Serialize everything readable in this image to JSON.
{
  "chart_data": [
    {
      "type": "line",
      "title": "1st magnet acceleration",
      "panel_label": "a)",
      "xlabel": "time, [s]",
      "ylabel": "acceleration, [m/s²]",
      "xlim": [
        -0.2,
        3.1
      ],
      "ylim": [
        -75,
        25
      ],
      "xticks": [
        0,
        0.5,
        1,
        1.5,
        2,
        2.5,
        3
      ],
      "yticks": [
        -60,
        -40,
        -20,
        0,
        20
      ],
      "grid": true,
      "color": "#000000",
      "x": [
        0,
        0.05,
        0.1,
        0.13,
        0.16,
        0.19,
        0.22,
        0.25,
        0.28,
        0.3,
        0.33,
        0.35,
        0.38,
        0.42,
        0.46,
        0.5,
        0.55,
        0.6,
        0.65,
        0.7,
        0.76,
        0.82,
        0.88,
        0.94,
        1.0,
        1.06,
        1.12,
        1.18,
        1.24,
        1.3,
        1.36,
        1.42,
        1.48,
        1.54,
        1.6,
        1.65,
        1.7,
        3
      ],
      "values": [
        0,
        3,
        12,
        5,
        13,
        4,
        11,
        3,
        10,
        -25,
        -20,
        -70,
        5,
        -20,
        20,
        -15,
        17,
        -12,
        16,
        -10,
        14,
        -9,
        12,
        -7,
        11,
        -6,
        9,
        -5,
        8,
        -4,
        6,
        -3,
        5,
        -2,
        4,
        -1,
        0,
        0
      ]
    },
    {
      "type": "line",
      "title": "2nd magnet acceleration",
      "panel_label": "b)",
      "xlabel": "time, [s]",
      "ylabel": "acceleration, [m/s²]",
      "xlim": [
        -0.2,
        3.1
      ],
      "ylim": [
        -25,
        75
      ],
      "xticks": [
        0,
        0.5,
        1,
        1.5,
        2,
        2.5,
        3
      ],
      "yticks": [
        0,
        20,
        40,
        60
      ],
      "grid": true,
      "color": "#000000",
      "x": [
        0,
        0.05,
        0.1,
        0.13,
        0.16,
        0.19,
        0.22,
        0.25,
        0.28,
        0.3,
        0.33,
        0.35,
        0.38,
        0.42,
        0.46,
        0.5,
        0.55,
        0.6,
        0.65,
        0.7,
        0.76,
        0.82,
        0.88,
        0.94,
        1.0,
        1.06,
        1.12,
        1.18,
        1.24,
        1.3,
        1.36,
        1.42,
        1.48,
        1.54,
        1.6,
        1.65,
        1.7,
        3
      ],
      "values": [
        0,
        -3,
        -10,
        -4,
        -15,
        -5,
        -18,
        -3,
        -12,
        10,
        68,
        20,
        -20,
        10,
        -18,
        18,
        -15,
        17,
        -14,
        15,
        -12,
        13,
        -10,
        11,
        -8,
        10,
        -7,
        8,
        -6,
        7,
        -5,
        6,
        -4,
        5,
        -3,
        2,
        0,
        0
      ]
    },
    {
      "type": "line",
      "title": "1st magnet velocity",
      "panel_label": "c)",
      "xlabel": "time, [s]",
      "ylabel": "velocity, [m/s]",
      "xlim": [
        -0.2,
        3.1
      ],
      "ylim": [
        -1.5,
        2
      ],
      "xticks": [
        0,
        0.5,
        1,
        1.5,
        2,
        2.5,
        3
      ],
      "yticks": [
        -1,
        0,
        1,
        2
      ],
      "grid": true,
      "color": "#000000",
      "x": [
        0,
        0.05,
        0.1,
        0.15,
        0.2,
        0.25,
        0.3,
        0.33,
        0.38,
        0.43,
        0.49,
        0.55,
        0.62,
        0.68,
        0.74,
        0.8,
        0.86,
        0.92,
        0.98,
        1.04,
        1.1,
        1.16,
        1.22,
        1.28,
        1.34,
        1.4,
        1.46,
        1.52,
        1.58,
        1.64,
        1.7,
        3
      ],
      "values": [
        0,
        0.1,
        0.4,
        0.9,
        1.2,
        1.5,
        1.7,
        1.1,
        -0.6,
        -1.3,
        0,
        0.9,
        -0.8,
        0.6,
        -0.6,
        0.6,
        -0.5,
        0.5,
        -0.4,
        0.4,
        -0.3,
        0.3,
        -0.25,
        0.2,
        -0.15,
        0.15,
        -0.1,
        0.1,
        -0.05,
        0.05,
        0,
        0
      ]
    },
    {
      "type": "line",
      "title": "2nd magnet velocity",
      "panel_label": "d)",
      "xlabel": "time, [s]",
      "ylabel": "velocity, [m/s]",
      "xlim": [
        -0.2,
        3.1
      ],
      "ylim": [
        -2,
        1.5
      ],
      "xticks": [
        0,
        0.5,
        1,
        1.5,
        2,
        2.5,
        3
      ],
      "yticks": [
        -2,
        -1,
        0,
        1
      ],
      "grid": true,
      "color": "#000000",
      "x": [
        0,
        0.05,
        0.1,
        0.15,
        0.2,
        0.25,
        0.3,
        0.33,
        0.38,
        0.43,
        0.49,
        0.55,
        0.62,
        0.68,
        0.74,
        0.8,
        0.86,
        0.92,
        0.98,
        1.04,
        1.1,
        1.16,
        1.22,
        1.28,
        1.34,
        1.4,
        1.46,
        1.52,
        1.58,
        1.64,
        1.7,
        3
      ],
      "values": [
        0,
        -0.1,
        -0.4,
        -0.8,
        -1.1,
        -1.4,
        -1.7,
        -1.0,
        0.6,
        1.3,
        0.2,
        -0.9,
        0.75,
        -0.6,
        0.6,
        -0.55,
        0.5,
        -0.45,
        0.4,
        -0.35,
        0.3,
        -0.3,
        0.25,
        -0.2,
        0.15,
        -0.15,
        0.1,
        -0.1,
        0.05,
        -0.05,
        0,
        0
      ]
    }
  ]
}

* Exercise description
Extract the full listing and reproduce each line exactly.

* Solution to this problem
Serialize everything readable in this image to JSON.
{
  "chart_data": [
    {
      "type": "line",
      "title": "1st magnet acceleration",
      "panel_label": "a)",
      "xlabel": "time, [s]",
      "ylabel": "acceleration, [m/s²]",
      "xlim": [
        -0.2,
        3.1
      ],
      "ylim": [
        -75,
        25
      ],
      "xticks": [
        0,
        0.5,
        1,
        1.5,
        2,
        2.5,
        3
      ],
      "yticks": [
        -60,
        -40,
        -20,
        0,
        20
      ],
      "grid": true,
      "color": "#000000",
      "x": [
        0,
        0.05,
        0.1,
        0.13,
        0.16,
        0.19,
        0.22,
        0.25,
        0.28,
        0.3,
        0.33,
        0.35,
        0.38,
        0.42,
        0.46,
        0.5,
        0.55,
        0.6,
        0.65,
        0.7,
        0.76,
        0.82,
        0.88,
        0.94,
        1.0,
        1.06,
        1.12,
        1.18,
        1.24,
        1.3,
        1.36,
        1.42,
        1.48,
        1.54,
        1.6,
        1.65,
        1.7,
        3
      ],
      "values": [
        0,
        3,
        12,
        5,
        13,
        4,
        11,
        3,
        10,
        -25,
        -20,
        -70,
        5,
        -20,
        20,
        -15,
        17,
        -12,
        16,
        -10,
        14,
        -9,
        12,
        -7,
        11,
        -6,
        9,
        -5,
        8,
        -4,
        6,
        -3,
        5,
        -2,
        4,
        -1,
        0,
        0
      ]
    },
    {
      "type": "line",
      "title": "2nd magnet acceleration",
      "panel_label": "b)",
      "xlabel": "time, [s]",
      "ylabel": "acceleration, [m/s²]",
      "xlim": [
        -0.2,
        3.1
      ],
      "ylim": [
        -25,
        75
      ],
      "xticks": [
        0,
        0.5,
        1,
        1.5,
        2,
        2.5,
        3
      ],
      "yticks": [
        0,
        20,
        40,
        60
      ],
      "grid": true,
      "color": "#000000",
      "x": [
        0,
        0.05,
        0.1,
        0.13,
        0.16,
        0.19,
        0.22,
        0.25,
        0.28,
        0.3,
        0.33,
        0.35,
        0.38,
        0.42,
        0.46,
        0.5,
        0.55,
        0.6,
        0.65,
        0.7,
        0.76,
        0.82,
        0.88,
        0.94,
        1.0,
        1.06,
        1.12,
        1.18,
        1.24,
        1.3,
        1.36,
        1.42,
        1.48,
        1.54,
        1.6,
        1.65,
        1.7,
        3
      ],
      "values": [
        0,
        -3,
        -10,
        -4,
        -15,
        -5,
        -18,
        -3,
        -12,
        10,
        68,
        20,
        -20,
        10,
        -18,
        18,
        -15,
        17,
        -14,
        15,
        -12,
        13,
        -10,
        11,
        -8,
        10,
        -7,
        8,
        -6,
        7,
        -5,
        6,
        -4,
        5,
        -3,
        2,
        0,
        0
      ]
    },
    {
      "type": "line",
      "title": "1st magnet velocity",
      "panel_label": "c)",
      "xlabel": "time, [s]",
      "ylabel": "velocity, [m/s]",
      "xlim": [
        -0.2,
        3.1
      ],
      "ylim": [
        -1.5,
        2
      ],
      "xticks": [
        0,
        0.5,
        1,
        1.5,
        2,
        2.5,
        3
      ],
      "yticks": [
        -1,
        0,
        1,
        2
      ],
      "grid": true,
      "color": "#000000",
      "x": [
        0,
        0.05,
        0.1,
        0.15,
        0.2,
        0.25,
        0.3,
        0.33,
        0.38,
        0.43,
        0.49,
        0.55,
        0.62,
        0.68,
        0.74,
        0.8,
        0.86,
        0.92,
        0.98,
        1.04,
        1.1,
        1.16,
        1.22,
        1.28,
        1.34,
        1.4,
        1.46,
        1.52,
        1.58,
        1.64,
        1.7,
        3
      ],
      "values": [
        0,
        0.1,
        0.4,
        0.9,
        1.2,
        1.5,
        1.7,
        1.1,
        -0.6,
        -1.3,
        0,
        0.9,
        -0.8,
        0.6,
        -0.6,
        0.6,
        -0.5,
        0.5,
        -0.4,
        0.4,
        -0.3,
        0.3,
        -0.25,
        0.2,
        -0.15,
        0.15,
        -0.1,
        0.1,
        -0.05,
        0.05,
        0,
        0
      ]
    },
    {
      "type": "line",
      "title": "2nd magnet velocity",
      "panel_label": "d)",
      "xlabel": "time, [s]",
      "ylabel": "velocity, [m/s]",
      "xlim": [
        -0.2,
        3.1
      ],
      "ylim": [
        -2,
        1.5
      ],
      "xticks": [
        0,
        0.5,
        1,
        1.5,
        2,
        2.5,
        3
      ],
      "yticks": [
        -2,
        -1,
        0,
        1
      ],
      "grid": true,
      "color": "#000000",
      "x": [
        0,
        0.05,
        0.1,
        0.15,
        0.2,
        0.25,
        0.3,
        0.33,
        0.38,
        0.43,
        0.49,
        0.55,
        0.62,
        0.68,
        0.74,
        0.8,
        0.86,
        0.92,
        0.98,
        1.04,
        1.1,
        1.16,
        1.22,
        1.28,
        1.34,
        1.4,
        1.46,
        1.52,
        1.58,
        1.64,
        1.7,
        3
      ],
      "values": [
        0,
        -0.1,
        -0.4,
        -0.8,
        -1.1,
        -1.4,
        -1.7,
        -1.0,
        0.6,
        1.3,
        0.2,
        -0.9,
        0.75,
        -0.6,
        0.6,
        -0.55,
        0.5,
        -0.45,
        0.4,
        -0.35,
        0.3,
        -0.3,
        0.25,
        -0.2,
        0.15,
        -0.15,
        0.1,
        -0.1,
        0.05,
        -0.05,
        0,
        0
      ]
    }
  ]
}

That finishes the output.